## MATERIAL SHOWN
**********

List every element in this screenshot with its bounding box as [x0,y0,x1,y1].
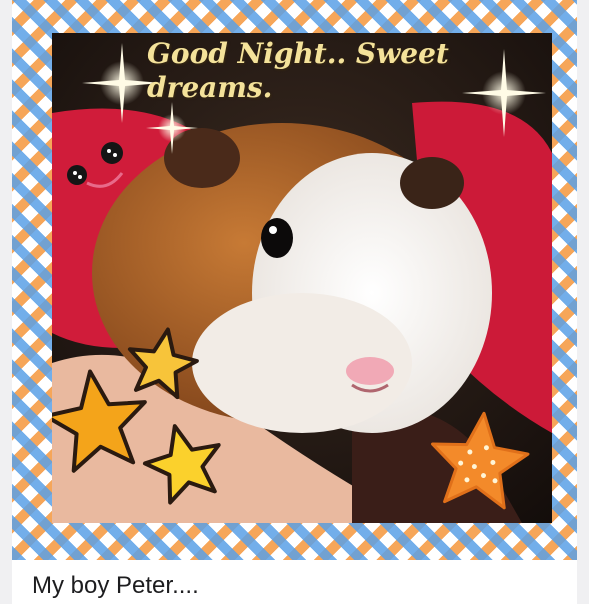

**********

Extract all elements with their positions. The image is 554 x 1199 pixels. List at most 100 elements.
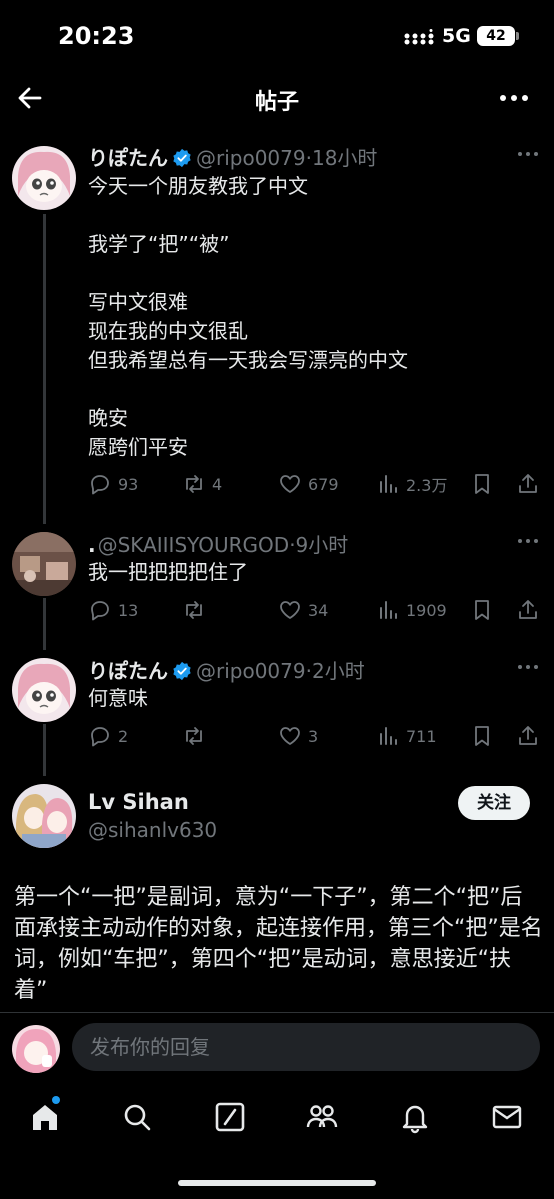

**********

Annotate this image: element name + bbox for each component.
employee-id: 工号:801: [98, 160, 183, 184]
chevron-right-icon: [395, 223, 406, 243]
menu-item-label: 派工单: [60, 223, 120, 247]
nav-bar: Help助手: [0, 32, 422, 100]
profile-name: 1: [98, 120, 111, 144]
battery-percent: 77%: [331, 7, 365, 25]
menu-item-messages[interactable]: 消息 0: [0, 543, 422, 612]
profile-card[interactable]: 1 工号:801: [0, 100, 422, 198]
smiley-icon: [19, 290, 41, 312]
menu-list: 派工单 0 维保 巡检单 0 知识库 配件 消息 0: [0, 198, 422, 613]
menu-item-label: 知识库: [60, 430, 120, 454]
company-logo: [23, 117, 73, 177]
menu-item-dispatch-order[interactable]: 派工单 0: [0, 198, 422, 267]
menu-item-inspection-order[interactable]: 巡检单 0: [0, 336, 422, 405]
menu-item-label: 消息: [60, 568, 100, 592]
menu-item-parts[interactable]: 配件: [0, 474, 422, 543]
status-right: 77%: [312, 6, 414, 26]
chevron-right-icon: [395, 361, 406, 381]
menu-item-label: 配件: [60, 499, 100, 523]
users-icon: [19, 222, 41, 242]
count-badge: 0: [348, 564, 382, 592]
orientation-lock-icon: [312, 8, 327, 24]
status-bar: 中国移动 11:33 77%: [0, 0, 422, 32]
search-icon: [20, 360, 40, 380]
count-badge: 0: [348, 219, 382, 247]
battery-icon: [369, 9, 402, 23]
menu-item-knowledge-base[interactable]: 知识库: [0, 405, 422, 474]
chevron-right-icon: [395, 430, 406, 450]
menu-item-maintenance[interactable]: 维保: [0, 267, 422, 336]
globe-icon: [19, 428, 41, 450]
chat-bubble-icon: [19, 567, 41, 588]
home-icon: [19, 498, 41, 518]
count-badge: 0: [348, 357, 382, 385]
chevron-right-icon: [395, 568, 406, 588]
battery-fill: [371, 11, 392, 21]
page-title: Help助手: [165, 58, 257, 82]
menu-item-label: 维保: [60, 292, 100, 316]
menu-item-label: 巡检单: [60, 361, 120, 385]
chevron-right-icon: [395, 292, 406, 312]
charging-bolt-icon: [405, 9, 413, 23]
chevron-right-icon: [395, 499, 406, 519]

**********

## GIVEN TASK
Write out, with no changes, the lines from the line with "Annotate this image: element" up to and including the line with "battery-percent: 77%: [331, 7, 365, 25]".

## COMPLETED EXERCISE
Annotate this image: element name + bbox for each component.
employee-id: 工号:801: [98, 160, 183, 184]
chevron-right-icon: [395, 223, 406, 243]
menu-item-label: 派工单: [60, 223, 120, 247]
nav-bar: Help助手: [0, 32, 422, 100]
profile-name: 1: [98, 120, 111, 144]
battery-percent: 77%: [331, 7, 365, 25]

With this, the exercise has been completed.